▸ **Dataset extract**

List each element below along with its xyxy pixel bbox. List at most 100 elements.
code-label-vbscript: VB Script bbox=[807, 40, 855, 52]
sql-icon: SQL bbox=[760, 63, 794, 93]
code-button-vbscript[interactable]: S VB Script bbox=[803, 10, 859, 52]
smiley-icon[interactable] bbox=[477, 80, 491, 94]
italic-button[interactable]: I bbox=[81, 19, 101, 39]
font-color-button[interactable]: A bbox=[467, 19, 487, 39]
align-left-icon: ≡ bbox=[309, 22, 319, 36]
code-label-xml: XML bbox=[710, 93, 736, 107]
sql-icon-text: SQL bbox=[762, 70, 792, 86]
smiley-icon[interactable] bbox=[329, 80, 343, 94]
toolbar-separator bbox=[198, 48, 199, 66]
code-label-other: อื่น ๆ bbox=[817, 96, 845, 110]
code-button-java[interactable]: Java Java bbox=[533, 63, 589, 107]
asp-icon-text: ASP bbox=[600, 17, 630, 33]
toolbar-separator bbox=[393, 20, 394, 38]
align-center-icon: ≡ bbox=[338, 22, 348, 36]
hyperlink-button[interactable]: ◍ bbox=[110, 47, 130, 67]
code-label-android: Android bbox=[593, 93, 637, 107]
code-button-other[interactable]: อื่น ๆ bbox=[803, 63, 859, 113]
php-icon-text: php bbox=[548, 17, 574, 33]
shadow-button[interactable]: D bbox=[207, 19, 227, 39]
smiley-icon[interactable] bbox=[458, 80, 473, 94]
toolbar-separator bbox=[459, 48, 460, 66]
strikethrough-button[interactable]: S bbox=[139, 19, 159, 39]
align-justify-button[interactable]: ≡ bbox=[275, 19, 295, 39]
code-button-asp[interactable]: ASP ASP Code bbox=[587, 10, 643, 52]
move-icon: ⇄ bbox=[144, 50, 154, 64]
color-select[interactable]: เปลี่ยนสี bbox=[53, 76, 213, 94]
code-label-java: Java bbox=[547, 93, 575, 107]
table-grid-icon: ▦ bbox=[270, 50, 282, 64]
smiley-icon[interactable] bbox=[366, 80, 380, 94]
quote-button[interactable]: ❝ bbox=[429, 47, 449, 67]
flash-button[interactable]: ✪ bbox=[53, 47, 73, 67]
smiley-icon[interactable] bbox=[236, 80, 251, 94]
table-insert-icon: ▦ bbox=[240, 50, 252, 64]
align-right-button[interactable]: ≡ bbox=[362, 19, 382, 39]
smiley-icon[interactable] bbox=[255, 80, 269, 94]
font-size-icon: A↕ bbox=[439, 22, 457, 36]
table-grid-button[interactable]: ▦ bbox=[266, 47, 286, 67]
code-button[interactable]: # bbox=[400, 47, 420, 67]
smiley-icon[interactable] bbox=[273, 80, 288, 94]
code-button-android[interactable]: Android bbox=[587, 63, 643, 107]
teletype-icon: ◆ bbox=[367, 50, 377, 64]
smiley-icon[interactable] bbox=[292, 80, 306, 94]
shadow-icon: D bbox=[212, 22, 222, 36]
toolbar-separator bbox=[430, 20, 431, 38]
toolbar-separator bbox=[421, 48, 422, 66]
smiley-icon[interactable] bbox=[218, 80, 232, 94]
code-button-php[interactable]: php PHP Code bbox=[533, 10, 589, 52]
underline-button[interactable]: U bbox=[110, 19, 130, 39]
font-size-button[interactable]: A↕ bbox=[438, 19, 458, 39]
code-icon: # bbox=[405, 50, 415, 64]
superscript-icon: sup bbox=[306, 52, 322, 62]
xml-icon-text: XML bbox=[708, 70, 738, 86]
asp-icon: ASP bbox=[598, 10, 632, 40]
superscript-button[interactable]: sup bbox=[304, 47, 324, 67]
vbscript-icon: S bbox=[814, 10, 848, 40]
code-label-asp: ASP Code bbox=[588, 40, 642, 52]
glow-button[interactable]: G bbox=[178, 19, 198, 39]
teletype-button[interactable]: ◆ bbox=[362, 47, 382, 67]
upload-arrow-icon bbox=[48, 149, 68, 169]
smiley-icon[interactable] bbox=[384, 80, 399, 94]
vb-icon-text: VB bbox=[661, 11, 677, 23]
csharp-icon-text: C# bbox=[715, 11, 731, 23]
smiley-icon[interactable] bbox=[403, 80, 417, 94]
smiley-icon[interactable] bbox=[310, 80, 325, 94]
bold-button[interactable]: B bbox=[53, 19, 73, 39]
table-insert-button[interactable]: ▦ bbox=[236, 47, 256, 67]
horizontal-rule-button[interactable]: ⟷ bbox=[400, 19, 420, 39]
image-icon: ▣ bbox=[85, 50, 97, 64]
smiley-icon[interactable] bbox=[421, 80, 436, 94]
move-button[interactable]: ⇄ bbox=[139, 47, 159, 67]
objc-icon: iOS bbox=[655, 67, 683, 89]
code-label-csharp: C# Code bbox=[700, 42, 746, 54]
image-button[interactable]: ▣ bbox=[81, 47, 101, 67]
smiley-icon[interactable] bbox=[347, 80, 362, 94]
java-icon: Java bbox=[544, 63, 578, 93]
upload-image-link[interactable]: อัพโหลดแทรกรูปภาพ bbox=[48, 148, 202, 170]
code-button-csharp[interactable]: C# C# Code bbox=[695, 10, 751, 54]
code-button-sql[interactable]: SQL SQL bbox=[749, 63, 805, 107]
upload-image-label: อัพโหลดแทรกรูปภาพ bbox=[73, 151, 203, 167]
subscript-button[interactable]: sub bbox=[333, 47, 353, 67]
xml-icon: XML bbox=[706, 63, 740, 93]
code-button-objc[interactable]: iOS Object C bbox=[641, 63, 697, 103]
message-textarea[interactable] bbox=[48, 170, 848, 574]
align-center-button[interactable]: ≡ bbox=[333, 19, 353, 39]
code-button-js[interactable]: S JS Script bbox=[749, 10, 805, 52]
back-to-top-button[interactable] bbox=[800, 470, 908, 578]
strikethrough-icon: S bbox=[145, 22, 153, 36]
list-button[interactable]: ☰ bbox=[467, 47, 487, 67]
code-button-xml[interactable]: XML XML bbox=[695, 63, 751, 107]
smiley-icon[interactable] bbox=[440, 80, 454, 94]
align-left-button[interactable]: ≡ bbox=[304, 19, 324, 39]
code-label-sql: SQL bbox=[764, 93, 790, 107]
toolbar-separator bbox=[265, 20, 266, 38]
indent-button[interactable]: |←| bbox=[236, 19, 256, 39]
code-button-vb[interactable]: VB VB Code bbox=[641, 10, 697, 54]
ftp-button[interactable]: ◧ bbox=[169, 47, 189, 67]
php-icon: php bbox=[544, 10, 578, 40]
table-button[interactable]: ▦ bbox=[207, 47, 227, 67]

▸ **Exercise**
Reproduce the entries, substituting "toolbar-divider" for every occurrence of "toolbar-separator" and leaving everything else unchanged.

▸ **Output below**
List each element below along with its xyxy pixel bbox. List at most 100 elements.
code-label-vbscript: VB Script bbox=[807, 40, 855, 52]
sql-icon: SQL bbox=[760, 63, 794, 93]
code-button-vbscript[interactable]: S VB Script bbox=[803, 10, 859, 52]
smiley-icon[interactable] bbox=[477, 80, 491, 94]
italic-button[interactable]: I bbox=[81, 19, 101, 39]
font-color-button[interactable]: A bbox=[467, 19, 487, 39]
align-left-icon: ≡ bbox=[309, 22, 319, 36]
code-label-xml: XML bbox=[710, 93, 736, 107]
sql-icon-text: SQL bbox=[762, 70, 792, 86]
smiley-icon[interactable] bbox=[329, 80, 343, 94]
toolbar-divider bbox=[198, 48, 199, 66]
code-label-other: อื่น ๆ bbox=[817, 96, 845, 110]
code-button-java[interactable]: Java Java bbox=[533, 63, 589, 107]
asp-icon-text: ASP bbox=[600, 17, 630, 33]
toolbar-divider bbox=[393, 20, 394, 38]
align-center-icon: ≡ bbox=[338, 22, 348, 36]
hyperlink-button[interactable]: ◍ bbox=[110, 47, 130, 67]
code-label-android: Android bbox=[593, 93, 637, 107]
code-button-other[interactable]: อื่น ๆ bbox=[803, 63, 859, 113]
php-icon-text: php bbox=[548, 17, 574, 33]
shadow-button[interactable]: D bbox=[207, 19, 227, 39]
smiley-icon[interactable] bbox=[458, 80, 473, 94]
toolbar-divider bbox=[459, 48, 460, 66]
strikethrough-button[interactable]: S bbox=[139, 19, 159, 39]
align-justify-button[interactable]: ≡ bbox=[275, 19, 295, 39]
code-button-asp[interactable]: ASP ASP Code bbox=[587, 10, 643, 52]
move-icon: ⇄ bbox=[144, 50, 154, 64]
color-select[interactable]: เปลี่ยนสี bbox=[53, 76, 213, 94]
code-label-java: Java bbox=[547, 93, 575, 107]
table-grid-icon: ▦ bbox=[270, 50, 282, 64]
smiley-icon[interactable] bbox=[366, 80, 380, 94]
quote-button[interactable]: ❝ bbox=[429, 47, 449, 67]
flash-button[interactable]: ✪ bbox=[53, 47, 73, 67]
smiley-icon[interactable] bbox=[236, 80, 251, 94]
table-insert-icon: ▦ bbox=[240, 50, 252, 64]
align-right-button[interactable]: ≡ bbox=[362, 19, 382, 39]
smiley-icon[interactable] bbox=[255, 80, 269, 94]
font-size-icon: A↕ bbox=[439, 22, 457, 36]
table-grid-button[interactable]: ▦ bbox=[266, 47, 286, 67]
code-button[interactable]: # bbox=[400, 47, 420, 67]
smiley-icon[interactable] bbox=[273, 80, 288, 94]
code-button-android[interactable]: Android bbox=[587, 63, 643, 107]
teletype-icon: ◆ bbox=[367, 50, 377, 64]
smiley-icon[interactable] bbox=[292, 80, 306, 94]
shadow-icon: D bbox=[212, 22, 222, 36]
toolbar-divider bbox=[430, 20, 431, 38]
toolbar-divider bbox=[421, 48, 422, 66]
smiley-icon[interactable] bbox=[218, 80, 232, 94]
code-button-php[interactable]: php PHP Code bbox=[533, 10, 589, 52]
underline-button[interactable]: U bbox=[110, 19, 130, 39]
font-size-button[interactable]: A↕ bbox=[438, 19, 458, 39]
code-icon: # bbox=[405, 50, 415, 64]
superscript-icon: sup bbox=[306, 52, 322, 62]
xml-icon-text: XML bbox=[708, 70, 738, 86]
asp-icon: ASP bbox=[598, 10, 632, 40]
superscript-button[interactable]: sup bbox=[304, 47, 324, 67]
vbscript-icon: S bbox=[814, 10, 848, 40]
code-label-asp: ASP Code bbox=[588, 40, 642, 52]
glow-button[interactable]: G bbox=[178, 19, 198, 39]
teletype-button[interactable]: ◆ bbox=[362, 47, 382, 67]
upload-arrow-icon bbox=[48, 149, 68, 169]
smiley-icon[interactable] bbox=[384, 80, 399, 94]
vb-icon-text: VB bbox=[661, 11, 677, 23]
csharp-icon-text: C# bbox=[715, 11, 731, 23]
smiley-icon[interactable] bbox=[403, 80, 417, 94]
smiley-icon[interactable] bbox=[310, 80, 325, 94]
bold-button[interactable]: B bbox=[53, 19, 73, 39]
table-insert-button[interactable]: ▦ bbox=[236, 47, 256, 67]
horizontal-rule-button[interactable]: ⟷ bbox=[400, 19, 420, 39]
image-icon: ▣ bbox=[85, 50, 97, 64]
smiley-icon[interactable] bbox=[421, 80, 436, 94]
move-button[interactable]: ⇄ bbox=[139, 47, 159, 67]
objc-icon: iOS bbox=[655, 67, 683, 89]
code-label-csharp: C# Code bbox=[700, 42, 746, 54]
image-button[interactable]: ▣ bbox=[81, 47, 101, 67]
smiley-icon[interactable] bbox=[347, 80, 362, 94]
java-icon: Java bbox=[544, 63, 578, 93]
upload-image-link[interactable]: อัพโหลดแทรกรูปภาพ bbox=[48, 148, 202, 170]
code-button-csharp[interactable]: C# C# Code bbox=[695, 10, 751, 54]
code-button-sql[interactable]: SQL SQL bbox=[749, 63, 805, 107]
upload-image-label: อัพโหลดแทรกรูปภาพ bbox=[73, 151, 203, 167]
subscript-button[interactable]: sub bbox=[333, 47, 353, 67]
xml-icon: XML bbox=[706, 63, 740, 93]
code-button-objc[interactable]: iOS Object C bbox=[641, 63, 697, 103]
message-textarea[interactable] bbox=[48, 170, 848, 574]
align-center-button[interactable]: ≡ bbox=[333, 19, 353, 39]
code-button-js[interactable]: S JS Script bbox=[749, 10, 805, 52]
back-to-top-button[interactable] bbox=[800, 470, 908, 578]
strikethrough-icon: S bbox=[145, 22, 153, 36]
list-button[interactable]: ☰ bbox=[467, 47, 487, 67]
code-button-xml[interactable]: XML XML bbox=[695, 63, 751, 107]
smiley-icon[interactable] bbox=[440, 80, 454, 94]
align-left-button[interactable]: ≡ bbox=[304, 19, 324, 39]
code-label-sql: SQL bbox=[764, 93, 790, 107]
toolbar-divider bbox=[265, 20, 266, 38]
indent-button[interactable]: |←| bbox=[236, 19, 256, 39]
code-button-vb[interactable]: VB VB Code bbox=[641, 10, 697, 54]
ftp-button[interactable]: ◧ bbox=[169, 47, 189, 67]
php-icon: php bbox=[544, 10, 578, 40]
table-button[interactable]: ▦ bbox=[207, 47, 227, 67]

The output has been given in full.